_Testo fornito_.
Nel presente lavoro tre sono i grandi temi che si intrecciano e si analizzeranno in modo più approfondito: il concetto di residenza fiscale, il fenomeno dell’esterovestizione societaria e il diritto di stabilimento. In primis, con riferimento al concetto della residenza fiscale delle società, la questione che emerge riguarda la definizione dei criteri che i singoli legislatori nazionali ritengono indicativi di un collegamento della società con l’ordinamento di quello Stato e che, dunque, permettono di attribuire il diritto allo Stato stesso di tassare quel soggetto.

In particolare, si cercherà di capire se tale potestà, ritenuta da sempre esclusiva dei legislatori statali, subisca oggi una qualche limitazione alla luce di un diritto comunitario sempre più dirompente nelle discipline interne, in particolare non subisca delle limitazioni alla luce del diritto di stabilimento.

_Da fare_. Riscrivi come elenco puntato il paragrafo del testo fornito che comincia con «Nel presente lavoro», tenendo i fatti principali.

_Righe fornite_.
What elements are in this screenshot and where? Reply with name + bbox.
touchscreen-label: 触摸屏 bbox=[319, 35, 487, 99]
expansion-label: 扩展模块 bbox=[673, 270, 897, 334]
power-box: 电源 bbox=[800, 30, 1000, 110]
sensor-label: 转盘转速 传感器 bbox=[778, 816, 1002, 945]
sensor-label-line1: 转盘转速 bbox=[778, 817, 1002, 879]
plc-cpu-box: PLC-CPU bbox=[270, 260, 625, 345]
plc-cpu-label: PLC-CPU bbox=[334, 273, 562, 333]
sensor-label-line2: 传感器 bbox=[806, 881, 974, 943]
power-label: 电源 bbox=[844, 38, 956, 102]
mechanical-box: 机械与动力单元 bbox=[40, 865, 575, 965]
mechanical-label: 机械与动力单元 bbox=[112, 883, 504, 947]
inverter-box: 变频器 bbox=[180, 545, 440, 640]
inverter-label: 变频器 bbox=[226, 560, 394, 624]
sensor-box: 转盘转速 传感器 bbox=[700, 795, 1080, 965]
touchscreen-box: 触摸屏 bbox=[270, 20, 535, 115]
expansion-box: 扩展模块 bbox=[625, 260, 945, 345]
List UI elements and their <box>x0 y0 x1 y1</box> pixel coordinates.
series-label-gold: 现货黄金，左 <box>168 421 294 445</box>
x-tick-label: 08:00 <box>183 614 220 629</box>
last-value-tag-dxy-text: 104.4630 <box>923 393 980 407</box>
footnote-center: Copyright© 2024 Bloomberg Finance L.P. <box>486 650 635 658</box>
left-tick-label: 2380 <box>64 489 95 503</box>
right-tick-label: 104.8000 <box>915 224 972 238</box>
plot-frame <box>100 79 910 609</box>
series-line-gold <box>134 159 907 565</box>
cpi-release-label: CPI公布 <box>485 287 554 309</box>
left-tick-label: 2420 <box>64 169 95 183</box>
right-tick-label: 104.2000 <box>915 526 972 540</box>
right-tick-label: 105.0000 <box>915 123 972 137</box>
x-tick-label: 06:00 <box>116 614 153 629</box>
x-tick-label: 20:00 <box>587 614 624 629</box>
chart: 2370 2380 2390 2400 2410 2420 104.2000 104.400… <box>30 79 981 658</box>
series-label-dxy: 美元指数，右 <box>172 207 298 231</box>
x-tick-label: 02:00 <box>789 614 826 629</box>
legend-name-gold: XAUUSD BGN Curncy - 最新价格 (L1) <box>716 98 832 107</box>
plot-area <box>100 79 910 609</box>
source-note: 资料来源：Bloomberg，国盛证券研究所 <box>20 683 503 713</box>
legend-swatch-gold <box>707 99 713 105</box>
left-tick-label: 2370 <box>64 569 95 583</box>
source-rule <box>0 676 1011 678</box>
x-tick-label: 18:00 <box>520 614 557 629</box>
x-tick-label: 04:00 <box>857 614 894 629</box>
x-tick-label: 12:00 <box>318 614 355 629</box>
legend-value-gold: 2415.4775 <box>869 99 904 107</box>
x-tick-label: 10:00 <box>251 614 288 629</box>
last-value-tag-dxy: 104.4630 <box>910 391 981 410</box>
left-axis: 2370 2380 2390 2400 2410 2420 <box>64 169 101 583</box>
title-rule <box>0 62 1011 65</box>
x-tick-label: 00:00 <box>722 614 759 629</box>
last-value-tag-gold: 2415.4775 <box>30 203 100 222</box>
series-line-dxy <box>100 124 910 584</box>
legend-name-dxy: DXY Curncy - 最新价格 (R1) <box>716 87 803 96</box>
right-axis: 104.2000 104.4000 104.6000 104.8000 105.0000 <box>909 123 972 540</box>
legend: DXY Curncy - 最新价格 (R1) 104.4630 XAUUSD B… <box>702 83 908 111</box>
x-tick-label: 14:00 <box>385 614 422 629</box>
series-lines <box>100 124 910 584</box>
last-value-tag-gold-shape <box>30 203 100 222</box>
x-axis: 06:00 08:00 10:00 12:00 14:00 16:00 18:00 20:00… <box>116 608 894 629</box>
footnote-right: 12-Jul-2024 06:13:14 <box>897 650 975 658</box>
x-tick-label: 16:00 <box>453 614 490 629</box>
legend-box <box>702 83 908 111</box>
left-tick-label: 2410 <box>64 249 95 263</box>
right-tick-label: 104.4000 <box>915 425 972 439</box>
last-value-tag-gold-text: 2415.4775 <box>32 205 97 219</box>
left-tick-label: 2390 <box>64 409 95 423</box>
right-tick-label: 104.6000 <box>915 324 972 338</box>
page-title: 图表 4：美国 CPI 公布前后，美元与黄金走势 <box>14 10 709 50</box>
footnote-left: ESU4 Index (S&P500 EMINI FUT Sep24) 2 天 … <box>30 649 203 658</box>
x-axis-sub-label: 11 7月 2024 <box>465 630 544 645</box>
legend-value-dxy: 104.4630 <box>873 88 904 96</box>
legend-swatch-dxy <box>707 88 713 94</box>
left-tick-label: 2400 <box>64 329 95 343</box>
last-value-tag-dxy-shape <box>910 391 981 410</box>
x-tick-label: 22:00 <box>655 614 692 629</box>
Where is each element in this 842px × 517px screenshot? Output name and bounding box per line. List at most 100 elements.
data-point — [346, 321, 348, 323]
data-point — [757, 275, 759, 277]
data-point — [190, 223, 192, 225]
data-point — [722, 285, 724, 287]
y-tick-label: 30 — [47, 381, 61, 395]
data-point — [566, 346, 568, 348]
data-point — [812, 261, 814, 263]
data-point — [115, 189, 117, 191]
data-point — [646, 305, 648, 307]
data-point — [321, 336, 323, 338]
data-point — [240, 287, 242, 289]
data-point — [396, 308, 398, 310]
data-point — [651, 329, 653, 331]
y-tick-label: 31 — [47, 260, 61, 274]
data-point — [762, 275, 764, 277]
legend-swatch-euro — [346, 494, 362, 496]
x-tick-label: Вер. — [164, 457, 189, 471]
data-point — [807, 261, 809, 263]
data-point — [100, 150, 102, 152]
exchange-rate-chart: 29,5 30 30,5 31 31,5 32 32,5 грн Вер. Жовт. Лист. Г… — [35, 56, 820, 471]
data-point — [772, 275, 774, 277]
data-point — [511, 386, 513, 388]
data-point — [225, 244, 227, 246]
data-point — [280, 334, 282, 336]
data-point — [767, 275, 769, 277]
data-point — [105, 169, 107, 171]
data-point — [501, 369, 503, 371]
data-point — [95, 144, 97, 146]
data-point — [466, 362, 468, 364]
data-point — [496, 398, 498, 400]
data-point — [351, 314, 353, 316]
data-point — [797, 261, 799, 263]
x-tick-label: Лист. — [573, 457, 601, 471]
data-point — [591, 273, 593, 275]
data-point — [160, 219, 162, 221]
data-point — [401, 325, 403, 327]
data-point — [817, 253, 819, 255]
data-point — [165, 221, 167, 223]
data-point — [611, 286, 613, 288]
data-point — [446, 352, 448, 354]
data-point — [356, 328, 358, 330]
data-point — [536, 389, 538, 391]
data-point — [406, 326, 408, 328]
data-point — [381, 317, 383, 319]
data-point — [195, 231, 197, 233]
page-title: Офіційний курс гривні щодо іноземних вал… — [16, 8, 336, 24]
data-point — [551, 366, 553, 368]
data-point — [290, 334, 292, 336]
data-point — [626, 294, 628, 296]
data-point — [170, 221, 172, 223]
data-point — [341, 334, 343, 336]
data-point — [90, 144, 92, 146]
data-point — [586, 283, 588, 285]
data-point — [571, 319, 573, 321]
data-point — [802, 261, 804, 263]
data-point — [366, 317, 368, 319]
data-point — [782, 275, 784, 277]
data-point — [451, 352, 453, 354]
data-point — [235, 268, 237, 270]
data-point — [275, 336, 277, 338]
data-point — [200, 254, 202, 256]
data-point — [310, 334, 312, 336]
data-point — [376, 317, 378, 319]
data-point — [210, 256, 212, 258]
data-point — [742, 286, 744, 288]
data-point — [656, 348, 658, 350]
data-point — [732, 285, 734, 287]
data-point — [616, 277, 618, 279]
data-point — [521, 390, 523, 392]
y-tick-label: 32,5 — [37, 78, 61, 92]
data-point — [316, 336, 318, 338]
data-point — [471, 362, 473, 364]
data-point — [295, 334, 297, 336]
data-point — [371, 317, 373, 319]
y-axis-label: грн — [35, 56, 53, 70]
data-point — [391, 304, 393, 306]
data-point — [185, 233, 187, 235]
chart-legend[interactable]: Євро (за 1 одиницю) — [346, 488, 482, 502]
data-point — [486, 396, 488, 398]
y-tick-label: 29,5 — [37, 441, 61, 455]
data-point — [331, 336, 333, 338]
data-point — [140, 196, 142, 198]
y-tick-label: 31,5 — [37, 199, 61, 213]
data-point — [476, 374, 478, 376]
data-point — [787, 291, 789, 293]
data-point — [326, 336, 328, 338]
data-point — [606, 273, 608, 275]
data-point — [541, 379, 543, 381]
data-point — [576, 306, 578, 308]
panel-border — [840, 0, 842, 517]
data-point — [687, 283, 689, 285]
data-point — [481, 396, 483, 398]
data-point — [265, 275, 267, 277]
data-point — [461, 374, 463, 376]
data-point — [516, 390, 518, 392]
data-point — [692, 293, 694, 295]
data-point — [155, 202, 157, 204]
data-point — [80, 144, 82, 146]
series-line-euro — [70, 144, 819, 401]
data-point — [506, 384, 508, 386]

_Risposta_.
- Il lavoro approfondisce tre grandi temi che si intrecciano: la residenza fiscale, l'esterovestizione societaria e il diritto di stabilimento.
- Per la residenza fiscale delle società, il problema è definire i criteri che ogni legislatore nazionale considera segno di un legame tra la società e l'ordinamento di quello Stato.
- Sono questi criteri a dare allo Stato il diritto di tassare la società.